_Instructions to follow_. Write out the material again word for word, dropping any images it holds.

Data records
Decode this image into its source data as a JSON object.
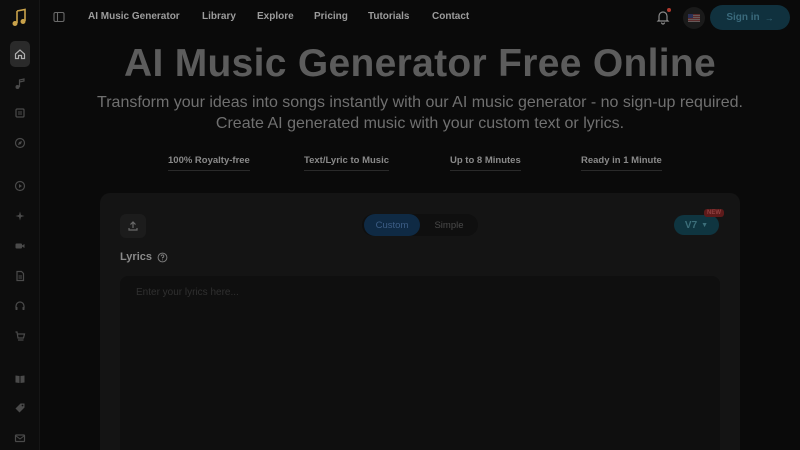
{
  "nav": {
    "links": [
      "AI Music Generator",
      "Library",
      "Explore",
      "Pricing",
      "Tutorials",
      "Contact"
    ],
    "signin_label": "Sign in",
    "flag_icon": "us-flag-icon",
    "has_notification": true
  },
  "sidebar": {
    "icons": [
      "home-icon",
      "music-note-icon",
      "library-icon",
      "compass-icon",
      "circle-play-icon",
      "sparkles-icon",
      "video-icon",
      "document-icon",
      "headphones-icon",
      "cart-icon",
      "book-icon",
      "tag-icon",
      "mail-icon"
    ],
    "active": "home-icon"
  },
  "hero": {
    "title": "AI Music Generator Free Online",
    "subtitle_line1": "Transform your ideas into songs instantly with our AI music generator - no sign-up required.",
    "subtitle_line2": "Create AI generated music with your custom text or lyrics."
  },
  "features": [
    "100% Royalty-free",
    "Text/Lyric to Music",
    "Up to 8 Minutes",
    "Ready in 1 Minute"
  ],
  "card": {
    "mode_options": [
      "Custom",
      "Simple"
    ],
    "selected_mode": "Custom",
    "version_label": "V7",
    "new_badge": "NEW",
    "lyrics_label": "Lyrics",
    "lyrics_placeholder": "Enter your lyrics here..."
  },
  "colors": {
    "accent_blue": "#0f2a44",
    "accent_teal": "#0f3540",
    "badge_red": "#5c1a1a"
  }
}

_Solution to this exercise_.
Decode this image into its source data as a JSON object.
{
  "nav": {
    "links": [
      "AI Music Generator",
      "Library",
      "Explore",
      "Pricing",
      "Tutorials",
      "Contact"
    ],
    "signin_label": "Sign in",
    "flag_icon": "us-flag-icon",
    "has_notification": true
  },
  "sidebar": {
    "icons": [
      "home-icon",
      "music-note-icon",
      "library-icon",
      "compass-icon",
      "circle-play-icon",
      "sparkles-icon",
      "video-icon",
      "document-icon",
      "headphones-icon",
      "cart-icon",
      "book-icon",
      "tag-icon",
      "mail-icon"
    ],
    "active": "home-icon"
  },
  "hero": {
    "title": "AI Music Generator Free Online",
    "subtitle_line1": "Transform your ideas into songs instantly with our AI music generator - no sign-up required.",
    "subtitle_line2": "Create AI generated music with your custom text or lyrics."
  },
  "features": [
    "100% Royalty-free",
    "Text/Lyric to Music",
    "Up to 8 Minutes",
    "Ready in 1 Minute"
  ],
  "card": {
    "mode_options": [
      "Custom",
      "Simple"
    ],
    "selected_mode": "Custom",
    "version_label": "V7",
    "new_badge": "NEW",
    "lyrics_label": "Lyrics",
    "lyrics_placeholder": "Enter your lyrics here..."
  },
  "colors": {
    "accent_blue": "#0f2a44",
    "accent_teal": "#0f3540",
    "badge_red": "#5c1a1a"
  }
}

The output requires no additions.